* **WHAT TO DO**:
Go over the entries below line by line, copying each one that contains the word "إنما".

___ SUPPLIED ENTRIES ___

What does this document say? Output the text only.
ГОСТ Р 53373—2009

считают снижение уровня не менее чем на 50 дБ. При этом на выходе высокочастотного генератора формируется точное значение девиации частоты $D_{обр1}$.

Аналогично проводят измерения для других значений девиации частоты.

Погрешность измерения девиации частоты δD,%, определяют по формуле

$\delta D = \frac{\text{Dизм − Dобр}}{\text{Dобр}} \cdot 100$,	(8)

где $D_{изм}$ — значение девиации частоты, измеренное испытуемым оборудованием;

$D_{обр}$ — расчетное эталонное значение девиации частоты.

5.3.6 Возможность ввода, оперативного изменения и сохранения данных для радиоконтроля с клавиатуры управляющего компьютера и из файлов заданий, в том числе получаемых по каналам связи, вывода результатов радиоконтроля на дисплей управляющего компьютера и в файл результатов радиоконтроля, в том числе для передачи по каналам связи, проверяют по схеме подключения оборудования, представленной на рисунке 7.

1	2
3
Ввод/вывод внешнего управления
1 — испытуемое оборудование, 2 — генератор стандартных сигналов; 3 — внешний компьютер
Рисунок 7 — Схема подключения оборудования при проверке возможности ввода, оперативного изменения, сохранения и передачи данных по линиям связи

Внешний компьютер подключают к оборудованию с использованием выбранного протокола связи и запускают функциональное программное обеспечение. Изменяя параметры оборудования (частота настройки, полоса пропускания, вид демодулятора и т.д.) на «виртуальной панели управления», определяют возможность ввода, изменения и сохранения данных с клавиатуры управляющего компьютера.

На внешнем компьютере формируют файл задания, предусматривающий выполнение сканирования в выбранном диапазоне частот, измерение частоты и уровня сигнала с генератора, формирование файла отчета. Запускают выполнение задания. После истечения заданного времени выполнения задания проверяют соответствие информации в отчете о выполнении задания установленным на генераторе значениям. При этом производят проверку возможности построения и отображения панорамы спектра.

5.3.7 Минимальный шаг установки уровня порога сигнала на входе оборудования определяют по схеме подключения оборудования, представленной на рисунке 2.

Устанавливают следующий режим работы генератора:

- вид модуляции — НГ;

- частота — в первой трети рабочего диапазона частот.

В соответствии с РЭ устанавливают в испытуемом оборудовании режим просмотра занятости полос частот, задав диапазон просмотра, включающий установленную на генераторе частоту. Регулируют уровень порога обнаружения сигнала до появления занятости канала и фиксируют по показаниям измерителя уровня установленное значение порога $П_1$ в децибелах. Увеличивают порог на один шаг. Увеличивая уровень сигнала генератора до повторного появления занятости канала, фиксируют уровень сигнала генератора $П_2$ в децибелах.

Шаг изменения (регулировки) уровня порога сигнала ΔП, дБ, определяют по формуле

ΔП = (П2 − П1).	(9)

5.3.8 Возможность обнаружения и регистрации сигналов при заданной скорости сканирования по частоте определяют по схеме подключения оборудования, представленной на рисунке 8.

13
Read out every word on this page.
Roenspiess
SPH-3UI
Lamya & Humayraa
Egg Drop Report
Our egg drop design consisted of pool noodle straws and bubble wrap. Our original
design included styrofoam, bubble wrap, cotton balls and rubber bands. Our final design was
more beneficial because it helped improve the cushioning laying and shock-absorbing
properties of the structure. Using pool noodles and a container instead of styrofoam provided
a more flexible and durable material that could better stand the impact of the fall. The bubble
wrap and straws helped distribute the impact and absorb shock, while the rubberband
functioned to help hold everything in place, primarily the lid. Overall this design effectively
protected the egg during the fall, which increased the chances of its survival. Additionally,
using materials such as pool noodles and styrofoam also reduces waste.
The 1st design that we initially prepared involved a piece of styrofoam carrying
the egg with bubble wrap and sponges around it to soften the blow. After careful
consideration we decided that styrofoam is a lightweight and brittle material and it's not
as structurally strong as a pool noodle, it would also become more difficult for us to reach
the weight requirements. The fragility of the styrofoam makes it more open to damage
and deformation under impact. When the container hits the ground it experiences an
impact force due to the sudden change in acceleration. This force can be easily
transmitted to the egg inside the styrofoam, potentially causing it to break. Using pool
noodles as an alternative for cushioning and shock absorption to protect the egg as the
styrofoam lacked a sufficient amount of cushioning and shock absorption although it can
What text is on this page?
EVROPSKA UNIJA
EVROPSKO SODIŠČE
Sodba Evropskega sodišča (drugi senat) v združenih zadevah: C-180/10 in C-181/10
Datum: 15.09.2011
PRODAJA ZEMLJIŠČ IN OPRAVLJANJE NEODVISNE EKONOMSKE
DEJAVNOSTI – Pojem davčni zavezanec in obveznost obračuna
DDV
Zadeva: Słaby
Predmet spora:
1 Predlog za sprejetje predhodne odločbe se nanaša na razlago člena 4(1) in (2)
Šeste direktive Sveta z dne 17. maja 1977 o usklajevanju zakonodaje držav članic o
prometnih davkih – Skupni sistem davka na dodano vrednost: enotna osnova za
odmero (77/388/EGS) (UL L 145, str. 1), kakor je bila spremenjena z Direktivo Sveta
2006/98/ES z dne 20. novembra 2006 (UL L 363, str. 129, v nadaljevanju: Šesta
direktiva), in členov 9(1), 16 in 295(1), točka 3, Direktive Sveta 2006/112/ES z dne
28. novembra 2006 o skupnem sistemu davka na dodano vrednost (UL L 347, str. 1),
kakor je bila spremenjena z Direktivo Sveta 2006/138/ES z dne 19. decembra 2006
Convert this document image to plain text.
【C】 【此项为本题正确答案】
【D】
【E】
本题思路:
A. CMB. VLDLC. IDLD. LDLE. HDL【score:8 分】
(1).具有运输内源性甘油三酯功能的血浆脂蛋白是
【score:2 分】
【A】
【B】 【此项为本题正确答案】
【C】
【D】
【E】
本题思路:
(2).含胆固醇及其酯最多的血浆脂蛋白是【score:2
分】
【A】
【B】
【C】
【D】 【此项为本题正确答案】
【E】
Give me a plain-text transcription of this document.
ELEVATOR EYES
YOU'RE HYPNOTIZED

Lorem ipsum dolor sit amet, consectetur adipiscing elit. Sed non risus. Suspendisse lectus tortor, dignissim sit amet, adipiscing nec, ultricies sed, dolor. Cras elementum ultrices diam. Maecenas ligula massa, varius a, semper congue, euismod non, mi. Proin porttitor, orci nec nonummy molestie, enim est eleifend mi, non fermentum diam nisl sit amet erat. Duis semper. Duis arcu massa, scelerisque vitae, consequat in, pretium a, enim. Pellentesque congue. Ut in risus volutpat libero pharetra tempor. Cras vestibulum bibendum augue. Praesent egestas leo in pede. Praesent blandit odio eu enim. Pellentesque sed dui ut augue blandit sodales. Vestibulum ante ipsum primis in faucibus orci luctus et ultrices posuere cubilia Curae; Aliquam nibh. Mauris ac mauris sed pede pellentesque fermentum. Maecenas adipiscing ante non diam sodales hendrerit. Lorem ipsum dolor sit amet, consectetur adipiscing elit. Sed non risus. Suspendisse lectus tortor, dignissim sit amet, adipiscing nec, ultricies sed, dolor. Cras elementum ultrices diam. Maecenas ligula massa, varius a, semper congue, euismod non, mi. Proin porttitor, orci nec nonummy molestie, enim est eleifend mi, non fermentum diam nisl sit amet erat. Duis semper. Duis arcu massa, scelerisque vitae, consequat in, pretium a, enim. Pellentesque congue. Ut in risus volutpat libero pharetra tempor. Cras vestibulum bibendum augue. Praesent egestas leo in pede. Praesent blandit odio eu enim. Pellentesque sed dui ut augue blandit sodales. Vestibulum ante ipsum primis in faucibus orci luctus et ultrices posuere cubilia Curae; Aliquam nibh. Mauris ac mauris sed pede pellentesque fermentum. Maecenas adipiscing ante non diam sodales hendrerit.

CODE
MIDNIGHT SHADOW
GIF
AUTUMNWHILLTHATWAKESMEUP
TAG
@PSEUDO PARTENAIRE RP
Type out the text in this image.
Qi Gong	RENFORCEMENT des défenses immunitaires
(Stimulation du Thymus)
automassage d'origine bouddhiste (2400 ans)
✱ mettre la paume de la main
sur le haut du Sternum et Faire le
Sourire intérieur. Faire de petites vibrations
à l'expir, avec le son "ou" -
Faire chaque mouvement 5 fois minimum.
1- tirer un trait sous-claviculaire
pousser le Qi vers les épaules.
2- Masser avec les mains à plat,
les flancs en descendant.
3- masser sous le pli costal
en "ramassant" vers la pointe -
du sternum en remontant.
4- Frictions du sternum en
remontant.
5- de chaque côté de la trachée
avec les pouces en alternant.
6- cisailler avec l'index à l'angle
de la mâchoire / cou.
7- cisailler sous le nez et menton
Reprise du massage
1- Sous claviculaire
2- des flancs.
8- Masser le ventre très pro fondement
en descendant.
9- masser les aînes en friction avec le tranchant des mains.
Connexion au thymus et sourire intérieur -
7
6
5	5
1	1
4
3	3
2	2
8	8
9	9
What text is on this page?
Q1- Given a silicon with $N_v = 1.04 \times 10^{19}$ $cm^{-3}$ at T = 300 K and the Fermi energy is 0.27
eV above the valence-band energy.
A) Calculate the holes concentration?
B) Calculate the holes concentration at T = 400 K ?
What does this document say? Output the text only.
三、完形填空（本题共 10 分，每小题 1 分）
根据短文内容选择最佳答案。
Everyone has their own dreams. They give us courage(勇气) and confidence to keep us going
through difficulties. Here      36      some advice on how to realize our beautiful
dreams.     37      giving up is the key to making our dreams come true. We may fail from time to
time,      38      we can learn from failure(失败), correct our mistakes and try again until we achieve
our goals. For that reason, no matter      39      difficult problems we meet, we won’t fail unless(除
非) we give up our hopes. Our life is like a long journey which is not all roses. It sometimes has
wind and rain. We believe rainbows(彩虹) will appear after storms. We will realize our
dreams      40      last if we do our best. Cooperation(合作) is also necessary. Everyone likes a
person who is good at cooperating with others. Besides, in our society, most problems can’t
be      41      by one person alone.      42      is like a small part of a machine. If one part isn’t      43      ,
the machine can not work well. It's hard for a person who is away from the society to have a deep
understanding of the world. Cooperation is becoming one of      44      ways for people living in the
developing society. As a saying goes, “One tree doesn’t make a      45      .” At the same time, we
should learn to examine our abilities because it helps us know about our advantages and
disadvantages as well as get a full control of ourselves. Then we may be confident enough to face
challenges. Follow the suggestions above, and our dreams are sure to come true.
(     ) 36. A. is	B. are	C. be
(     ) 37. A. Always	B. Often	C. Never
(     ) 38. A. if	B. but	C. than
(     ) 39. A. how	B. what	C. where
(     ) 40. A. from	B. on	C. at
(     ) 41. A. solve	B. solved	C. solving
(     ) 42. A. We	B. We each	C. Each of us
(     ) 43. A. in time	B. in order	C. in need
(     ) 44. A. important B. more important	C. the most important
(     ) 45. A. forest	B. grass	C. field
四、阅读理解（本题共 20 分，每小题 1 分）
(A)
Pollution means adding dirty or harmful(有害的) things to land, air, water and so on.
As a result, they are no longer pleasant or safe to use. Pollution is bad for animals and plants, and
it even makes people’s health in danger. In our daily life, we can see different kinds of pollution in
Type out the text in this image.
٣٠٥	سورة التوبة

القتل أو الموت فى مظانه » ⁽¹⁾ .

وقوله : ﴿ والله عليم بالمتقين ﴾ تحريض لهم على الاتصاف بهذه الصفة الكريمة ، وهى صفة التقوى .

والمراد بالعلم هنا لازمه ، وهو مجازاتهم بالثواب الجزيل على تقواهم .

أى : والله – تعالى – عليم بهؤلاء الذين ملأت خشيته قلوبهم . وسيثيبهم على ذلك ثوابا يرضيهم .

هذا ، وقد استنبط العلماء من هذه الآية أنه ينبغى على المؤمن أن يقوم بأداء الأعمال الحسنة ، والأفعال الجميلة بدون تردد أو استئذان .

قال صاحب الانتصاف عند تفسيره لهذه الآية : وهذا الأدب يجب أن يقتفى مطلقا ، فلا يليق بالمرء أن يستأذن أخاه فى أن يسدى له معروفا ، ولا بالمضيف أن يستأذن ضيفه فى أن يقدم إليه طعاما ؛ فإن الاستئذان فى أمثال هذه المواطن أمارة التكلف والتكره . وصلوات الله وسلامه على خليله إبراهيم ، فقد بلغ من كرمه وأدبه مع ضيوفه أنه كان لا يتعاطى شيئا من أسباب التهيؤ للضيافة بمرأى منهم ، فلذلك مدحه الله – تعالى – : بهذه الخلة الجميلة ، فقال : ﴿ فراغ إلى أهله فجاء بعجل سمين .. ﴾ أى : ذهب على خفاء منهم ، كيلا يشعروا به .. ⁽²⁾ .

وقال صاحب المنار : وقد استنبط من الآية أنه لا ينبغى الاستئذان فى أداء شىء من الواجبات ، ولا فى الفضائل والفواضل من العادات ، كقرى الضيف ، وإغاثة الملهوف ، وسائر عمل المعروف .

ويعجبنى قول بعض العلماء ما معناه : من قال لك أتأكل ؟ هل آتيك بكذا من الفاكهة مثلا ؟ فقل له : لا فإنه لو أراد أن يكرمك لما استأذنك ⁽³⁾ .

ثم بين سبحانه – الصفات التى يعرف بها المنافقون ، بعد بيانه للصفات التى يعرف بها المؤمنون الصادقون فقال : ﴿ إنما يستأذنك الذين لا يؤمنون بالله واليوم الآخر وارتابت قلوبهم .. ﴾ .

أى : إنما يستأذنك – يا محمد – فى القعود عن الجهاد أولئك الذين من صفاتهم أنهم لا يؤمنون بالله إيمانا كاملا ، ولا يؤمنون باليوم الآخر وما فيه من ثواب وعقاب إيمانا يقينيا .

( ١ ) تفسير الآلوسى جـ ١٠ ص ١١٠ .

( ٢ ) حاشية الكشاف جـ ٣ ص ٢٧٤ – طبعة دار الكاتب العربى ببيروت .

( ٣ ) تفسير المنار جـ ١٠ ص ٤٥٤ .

___

* **RESULT OF THIS EXERCISE**:
ثم بين سبحانه – الصفات التى يعرف بها المنافقون ، بعد بيانه للصفات التى يعرف بها المؤمنون الصادقون فقال : ﴿ إنما يستأذنك الذين لا يؤمنون بالله واليوم الآخر وارتابت قلوبهم .. ﴾ .
أى : إنما يستأذنك – يا محمد – فى القعود عن الجهاد أولئك الذين من صفاتهم أنهم لا يؤمنون بالله إيمانا كاملا ، ولا يؤمنون باليوم الآخر وما فيه من ثواب وعقاب إيمانا يقينيا .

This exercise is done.